Il Centro di Cultura e Documentazione Popolare di Torino partecipa al lutto per la scomparsa del compagno Gracco che spesso ha molto contribuito alle iniziative del centro.
Gracco, un comunista a testa alta
Angiolo Gracci, un marxista integrale, ci
mancherà ma ci accompagnerà per tutta la vita. Il suo è stato un esempio
politico e morale per un «risorgimento» comunista. Va sottolineata anche la sua
forte passione per il riscatto del popolo meridionale
Abbiamo avuto la fortuna di conoscere e di lavorare al fianco di Angiolo
Gracci, il partigiano ‘Gracco’, venuto a mancare (a noi e a tutti i militanti
comunisti coerentemente marxisti) il 9 marzo 2004. Ricordiamo la prima volta
che lo vedemmo, ci colpì il suo portamento fiero, un comunista a testa alta. Fisicamente
e politicamente. Un comunista d’altri tempi, dicemmo tra noi, che ricordava le
orgogliose figure risorgimentali. E del Risorgimento Angiolo portava con sé i
valori più progressivi, filtrati nella sua formazione da un marxismo-leninismo
affatto accademico e schematico, ma dinamico e attualizzante. Aveva un amore
smisurato per il suo paese e la sua indignazione era infinita contro una classe
dominante che, dopo la Resistenza, vissuta fino in fondo con una partecipazione
emozionale e razionale insieme, lo aveva asservito ai nuovi padroni
imperialisti. Gracci è stato un esempio di internazionalista con le salde
radici piantate nel proprio paese: dialetticamente, egli diceva, chi ama
profondamente il proprio paese rispetta la patria di tutti; chi disprezza il
proprio popolo, la sua specifica cultura, i suoi usi e costumi, disprezzerà
anche gli altri popoli e conseguentemente i suoi aneliti di speranza e riscatto
sociali. Il razzismo, in questo senso, è imperniato sull’imperialismo e pervade
tutta la barbarie capitalista e l’oppressione dei popoli. L’asservimento del
nostro paese all’imperialismo statunitense, con le basi USA che limitano
pesantemente la sovranità popolare, era per lui intollerabile e uno dei veri e
propri «tradimenti» della Resistenza antifascista. Angiolo non amava la
categoria di «tradimento», la utilizzava con oculatezza e, riferito alle
vicende del movimento comunista, la considerava assolutamente non adeguata e
priva di reale valore interpretativo. Epperò, per ciò che riguardava le classi
dirigenti italiane, non aveva dubbi: esse si sono rese complici di un secondo
asservimento, dopo la catastrofe fascista, che tradiva, appunto, tutto lo
spirito resistenziale.
Vestiti i panni di ‘Gracco’, vicecomandante della ‘Sinigaglia’, vide i morti di
Pian d’Albero nel ’44, vide la morte del suo comandante ‘Potente’, Aligi
Barducci, ed ha voluto la sua camera ardente nello stesso posto, a S.Spirito,
dove il capo partigiano cadde per mano fascista. Quando lo raccontava, ma lo si
evince anche dallo scritto Brigata Sinigaglia,primo scritto nel 1945 sulle
vicende resistenziali, ora ristampato da La Città del Sole, non poteva
trattenere una forte commozione, che lo rendeva contrastante con il suo forte
temperamento.

####################

--- Compiti da svolgere ---
**a)** Ricopia dal ricordo di Gracci tutto ciò che va da "Il Centro di" giù fino a "iniziative del centro.".
**b)** Quali anni vengono citati nel ricordo di Gracci?
**c)** Come prosegue il ricordo di Gracci dopo l'ultima frase riportata? Scrivine la continuazione.

####################

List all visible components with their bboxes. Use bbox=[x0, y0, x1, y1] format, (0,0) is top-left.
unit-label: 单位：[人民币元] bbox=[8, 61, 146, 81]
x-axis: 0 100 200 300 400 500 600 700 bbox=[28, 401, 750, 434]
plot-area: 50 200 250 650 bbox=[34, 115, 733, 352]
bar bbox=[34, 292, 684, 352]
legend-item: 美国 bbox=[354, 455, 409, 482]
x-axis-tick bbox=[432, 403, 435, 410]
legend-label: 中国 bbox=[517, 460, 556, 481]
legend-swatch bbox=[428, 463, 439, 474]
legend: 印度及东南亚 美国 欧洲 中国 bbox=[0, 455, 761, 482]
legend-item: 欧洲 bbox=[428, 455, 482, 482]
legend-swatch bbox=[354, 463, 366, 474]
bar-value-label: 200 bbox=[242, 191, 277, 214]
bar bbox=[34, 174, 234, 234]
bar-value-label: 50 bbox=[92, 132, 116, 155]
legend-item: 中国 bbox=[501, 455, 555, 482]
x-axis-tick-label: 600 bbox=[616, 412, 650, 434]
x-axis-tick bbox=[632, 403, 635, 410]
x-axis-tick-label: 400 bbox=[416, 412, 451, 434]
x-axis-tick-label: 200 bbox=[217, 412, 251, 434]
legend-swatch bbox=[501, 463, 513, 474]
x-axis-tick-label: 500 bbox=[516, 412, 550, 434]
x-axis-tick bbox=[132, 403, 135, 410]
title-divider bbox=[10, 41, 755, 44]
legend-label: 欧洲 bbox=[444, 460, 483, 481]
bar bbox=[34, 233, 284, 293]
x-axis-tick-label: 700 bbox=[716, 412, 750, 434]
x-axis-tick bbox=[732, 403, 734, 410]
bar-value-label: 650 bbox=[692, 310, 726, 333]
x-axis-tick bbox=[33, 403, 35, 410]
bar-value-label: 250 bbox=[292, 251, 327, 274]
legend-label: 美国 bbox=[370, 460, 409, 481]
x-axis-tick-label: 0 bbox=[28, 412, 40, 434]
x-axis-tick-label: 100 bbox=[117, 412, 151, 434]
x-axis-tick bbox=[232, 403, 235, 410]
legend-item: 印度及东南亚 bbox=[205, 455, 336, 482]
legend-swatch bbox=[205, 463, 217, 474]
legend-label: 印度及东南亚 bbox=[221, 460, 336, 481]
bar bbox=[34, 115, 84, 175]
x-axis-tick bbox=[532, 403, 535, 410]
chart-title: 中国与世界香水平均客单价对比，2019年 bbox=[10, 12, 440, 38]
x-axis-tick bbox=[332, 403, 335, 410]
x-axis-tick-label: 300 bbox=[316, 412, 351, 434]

####################

--- Risposte in ordine ---
**a)**
Il Centro di Cultura e Documentazione Popolare di Torino partecipa al lutto per la scomparsa del compagno Gracco che spesso ha molto contribuito alle iniziative del centro.

**b)** 2004, ’44, 1945

**c)**
La divisa di ‘Gracco’ non lo lascerà mai: e non solo nei confronti degli
avversari dichiarati, i reazionari d’ogni risma, ma anche nei confronti delle
classi politiche della sinistra, storica e non. Un personaggio come Angiolo, va
scritto apertamente, era scomodo per tutti: la sua critica era sempre sferzante
e incalzante, mai rinunciò all’esercizio dello spirito critico, in nome sempre
dei principi ideali che dovevano permeare i comunisti prima che politicamente,
moralmente e umanamente. Fu critico aspro della deriva del PCI: nel 1966 contribuì
a fondare il Partito Comunista d’Italia (m-l) a Livorno e si gettò nell’impresa
con tutta la passione di cui era capace. Una passione che non lo abbandonò
neanche quando la nuova organizzazione si divise e frantumò tra le cosiddette
‘linea nera’ e ‘linea rossa’, ed egli divenne uno dei rappresentanti di
quest’ultima con il giornale Il Partito.
Ricordava con dolore quelle scissioni: ce le ha ricostruite con fatica,
infatti, quando gli chiedemmo la sua testimonianza per il saggio Secchia, il
PCI e il ’68 (Datanews ed., 1998), che si pregia di una sua incisiva
prefazione, in cui ricordava la figura ammiratissima di Pietro Secchia e del
suo incontro con lui proprio nel ’66. Con fatica perché ‘Gracco’ non era un
minoritario e la sua intransigenza sui principi non ha mai fatto velo alla
sempre dichiarata esigenza di analizzare le fasi storico-politiche e della
necessità della dimensione popolare e di massa della lotta delle classi
subalterne, pur mosse, innestate e guidate dalle avanguardie coscienti in senso
leninista.
E insieme a Secchia (e Gramsci) amava riferirsi costantemente alla figura di
Mao, anche per la sua capacità di incidenza politica sulle larghe masse.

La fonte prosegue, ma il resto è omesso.